>> start MATERIAL SUPPLIED

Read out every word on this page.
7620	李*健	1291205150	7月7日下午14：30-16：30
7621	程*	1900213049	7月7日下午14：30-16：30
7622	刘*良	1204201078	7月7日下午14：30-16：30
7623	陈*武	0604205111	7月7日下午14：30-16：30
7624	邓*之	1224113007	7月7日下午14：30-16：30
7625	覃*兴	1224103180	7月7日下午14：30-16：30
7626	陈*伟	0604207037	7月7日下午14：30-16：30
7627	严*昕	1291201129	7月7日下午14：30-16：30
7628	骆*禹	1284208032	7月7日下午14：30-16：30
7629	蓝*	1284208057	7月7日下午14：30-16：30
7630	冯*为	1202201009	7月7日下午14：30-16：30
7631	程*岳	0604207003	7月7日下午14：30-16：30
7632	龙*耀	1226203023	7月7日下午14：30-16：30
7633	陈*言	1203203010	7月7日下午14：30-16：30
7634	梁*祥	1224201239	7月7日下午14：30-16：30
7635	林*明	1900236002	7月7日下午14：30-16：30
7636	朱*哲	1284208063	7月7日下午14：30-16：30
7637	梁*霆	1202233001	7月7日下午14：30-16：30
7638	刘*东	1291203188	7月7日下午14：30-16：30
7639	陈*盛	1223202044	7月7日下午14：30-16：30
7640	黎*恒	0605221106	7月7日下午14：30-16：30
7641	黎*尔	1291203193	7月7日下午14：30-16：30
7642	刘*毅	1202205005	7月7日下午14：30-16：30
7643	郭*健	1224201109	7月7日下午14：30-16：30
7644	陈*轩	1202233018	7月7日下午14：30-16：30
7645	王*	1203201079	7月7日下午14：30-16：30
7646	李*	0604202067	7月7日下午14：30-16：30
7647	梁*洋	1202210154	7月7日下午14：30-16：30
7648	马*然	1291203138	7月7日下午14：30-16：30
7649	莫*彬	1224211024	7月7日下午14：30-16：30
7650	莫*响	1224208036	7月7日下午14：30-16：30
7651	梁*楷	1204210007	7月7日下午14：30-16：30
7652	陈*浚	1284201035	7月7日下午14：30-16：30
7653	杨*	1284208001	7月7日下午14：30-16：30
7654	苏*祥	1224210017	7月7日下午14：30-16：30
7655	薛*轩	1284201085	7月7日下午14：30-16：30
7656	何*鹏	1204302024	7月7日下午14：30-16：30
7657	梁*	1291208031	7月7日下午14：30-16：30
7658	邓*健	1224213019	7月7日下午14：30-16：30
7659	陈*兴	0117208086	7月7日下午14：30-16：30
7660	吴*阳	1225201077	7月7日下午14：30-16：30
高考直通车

>> end MATERIAL SUPPLIED

§ **STATED TASK**
Write out the complete set of records exactly as given.

§ **SOLUTION TO THE PROBLEM**
Read out every word on this page.
7620	李*健	1291205150	7月7日下午14：30-16：30
7621	程*	1900213049	7月7日下午14：30-16：30
7622	刘*良	1204201078	7月7日下午14：30-16：30
7623	陈*武	0604205111	7月7日下午14：30-16：30
7624	邓*之	1224113007	7月7日下午14：30-16：30
7625	覃*兴	1224103180	7月7日下午14：30-16：30
7626	陈*伟	0604207037	7月7日下午14：30-16：30
7627	严*昕	1291201129	7月7日下午14：30-16：30
7628	骆*禹	1284208032	7月7日下午14：30-16：30
7629	蓝*	1284208057	7月7日下午14：30-16：30
7630	冯*为	1202201009	7月7日下午14：30-16：30
7631	程*岳	0604207003	7月7日下午14：30-16：30
7632	龙*耀	1226203023	7月7日下午14：30-16：30
7633	陈*言	1203203010	7月7日下午14：30-16：30
7634	梁*祥	1224201239	7月7日下午14：30-16：30
7635	林*明	1900236002	7月7日下午14：30-16：30
7636	朱*哲	1284208063	7月7日下午14：30-16：30
7637	梁*霆	1202233001	7月7日下午14：30-16：30
7638	刘*东	1291203188	7月7日下午14：30-16：30
7639	陈*盛	1223202044	7月7日下午14：30-16：30
7640	黎*恒	0605221106	7月7日下午14：30-16：30
7641	黎*尔	1291203193	7月7日下午14：30-16：30
7642	刘*毅	1202205005	7月7日下午14：30-16：30
7643	郭*健	1224201109	7月7日下午14：30-16：30
7644	陈*轩	1202233018	7月7日下午14：30-16：30
7645	王*	1203201079	7月7日下午14：30-16：30
7646	李*	0604202067	7月7日下午14：30-16：30
7647	梁*洋	1202210154	7月7日下午14：30-16：30
7648	马*然	1291203138	7月7日下午14：30-16：30
7649	莫*彬	1224211024	7月7日下午14：30-16：30
7650	莫*响	1224208036	7月7日下午14：30-16：30
7651	梁*楷	1204210007	7月7日下午14：30-16：30
7652	陈*浚	1284201035	7月7日下午14：30-16：30
7653	杨*	1284208001	7月7日下午14：30-16：30
7654	苏*祥	1224210017	7月7日下午14：30-16：30
7655	薛*轩	1284201085	7月7日下午14：30-16：30
7656	何*鹏	1204302024	7月7日下午14：30-16：30
7657	梁*	1291208031	7月7日下午14：30-16：30
7658	邓*健	1224213019	7月7日下午14：30-16：30
7659	陈*兴	0117208086	7月7日下午14：30-16：30
7660	吴*阳	1225201077	7月7日下午14：30-16：30
高考直通车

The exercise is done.